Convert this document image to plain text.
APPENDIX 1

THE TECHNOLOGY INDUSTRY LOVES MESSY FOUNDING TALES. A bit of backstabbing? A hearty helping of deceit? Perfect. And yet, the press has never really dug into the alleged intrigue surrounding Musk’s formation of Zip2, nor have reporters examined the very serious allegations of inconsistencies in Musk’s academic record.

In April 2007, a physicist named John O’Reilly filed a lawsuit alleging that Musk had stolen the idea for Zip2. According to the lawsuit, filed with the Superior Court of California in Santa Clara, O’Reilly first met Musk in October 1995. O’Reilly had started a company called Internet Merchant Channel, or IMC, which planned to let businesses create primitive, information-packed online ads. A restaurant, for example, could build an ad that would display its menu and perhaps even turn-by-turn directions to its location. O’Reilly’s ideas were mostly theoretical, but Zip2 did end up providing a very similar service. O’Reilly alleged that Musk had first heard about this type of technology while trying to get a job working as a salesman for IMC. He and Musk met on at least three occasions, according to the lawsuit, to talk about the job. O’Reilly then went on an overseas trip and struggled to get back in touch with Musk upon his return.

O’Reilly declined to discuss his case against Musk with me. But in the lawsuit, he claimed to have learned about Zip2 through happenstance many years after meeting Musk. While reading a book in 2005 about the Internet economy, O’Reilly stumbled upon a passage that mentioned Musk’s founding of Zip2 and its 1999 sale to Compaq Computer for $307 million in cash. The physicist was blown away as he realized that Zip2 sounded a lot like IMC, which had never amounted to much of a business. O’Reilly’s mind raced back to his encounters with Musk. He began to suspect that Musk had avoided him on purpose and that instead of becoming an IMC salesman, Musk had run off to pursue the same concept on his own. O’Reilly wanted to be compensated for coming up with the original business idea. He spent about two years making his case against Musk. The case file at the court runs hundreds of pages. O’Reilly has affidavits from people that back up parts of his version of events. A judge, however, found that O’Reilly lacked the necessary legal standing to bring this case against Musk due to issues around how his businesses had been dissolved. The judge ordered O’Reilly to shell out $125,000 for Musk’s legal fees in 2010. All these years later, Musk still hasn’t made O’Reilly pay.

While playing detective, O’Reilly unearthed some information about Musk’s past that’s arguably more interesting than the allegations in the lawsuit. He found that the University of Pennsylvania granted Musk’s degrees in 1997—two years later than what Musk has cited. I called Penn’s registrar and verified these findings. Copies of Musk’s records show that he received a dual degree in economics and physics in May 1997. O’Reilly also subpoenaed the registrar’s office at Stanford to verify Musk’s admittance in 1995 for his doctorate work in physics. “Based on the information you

★ ★ ★ ★ ★

→ **Exercise details**
Write out every entry exactly as given.

→ **Output for this task**
Convert this document image to plain text.
APPENDIX 1

THE TECHNOLOGY INDUSTRY LOVES MESSY FOUNDING TALES. A bit of backstabbing? A hearty helping of deceit? Perfect. And yet, the press has never really dug into the alleged intrigue surrounding Musk’s formation of Zip2, nor have reporters examined the very serious allegations of inconsistencies in Musk’s academic record.

In April 2007, a physicist named John O’Reilly filed a lawsuit alleging that Musk had stolen the idea for Zip2. According to the lawsuit, filed with the Superior Court of California in Santa Clara, O’Reilly first met Musk in October 1995. O’Reilly had started a company called Internet Merchant Channel, or IMC, which planned to let businesses create primitive, information-packed online ads. A restaurant, for example, could build an ad that would display its menu and perhaps even turn-by-turn directions to its location. O’Reilly’s ideas were mostly theoretical, but Zip2 did end up providing a very similar service. O’Reilly alleged that Musk had first heard about this type of technology while trying to get a job working as a salesman for IMC. He and Musk met on at least three occasions, according to the lawsuit, to talk about the job. O’Reilly then went on an overseas trip and struggled to get back in touch with Musk upon his return.

O’Reilly declined to discuss his case against Musk with me. But in the lawsuit, he claimed to have learned about Zip2 through happenstance many years after meeting Musk. While reading a book in 2005 about the Internet economy, O’Reilly stumbled upon a passage that mentioned Musk’s founding of Zip2 and its 1999 sale to Compaq Computer for $307 million in cash. The physicist was blown away as he realized that Zip2 sounded a lot like IMC, which had never amounted to much of a business. O’Reilly’s mind raced back to his encounters with Musk. He began to suspect that Musk had avoided him on purpose and that instead of becoming an IMC salesman, Musk had run off to pursue the same concept on his own. O’Reilly wanted to be compensated for coming up with the original business idea. He spent about two years making his case against Musk. The case file at the court runs hundreds of pages. O’Reilly has affidavits from people that back up parts of his version of events. A judge, however, found that O’Reilly lacked the necessary legal standing to bring this case against Musk due to issues around how his businesses had been dissolved. The judge ordered O’Reilly to shell out $125,000 for Musk’s legal fees in 2010. All these years later, Musk still hasn’t made O’Reilly pay.

While playing detective, O’Reilly unearthed some information about Musk’s past that’s arguably more interesting than the allegations in the lawsuit. He found that the University of Pennsylvania granted Musk’s degrees in 1997—two years later than what Musk has cited. I called Penn’s registrar and verified these findings. Copies of Musk’s records show that he received a dual degree in economics and physics in May 1997. O’Reilly also subpoenaed the registrar’s office at Stanford to verify Musk’s admittance in 1995 for his doctorate work in physics. “Based on the information you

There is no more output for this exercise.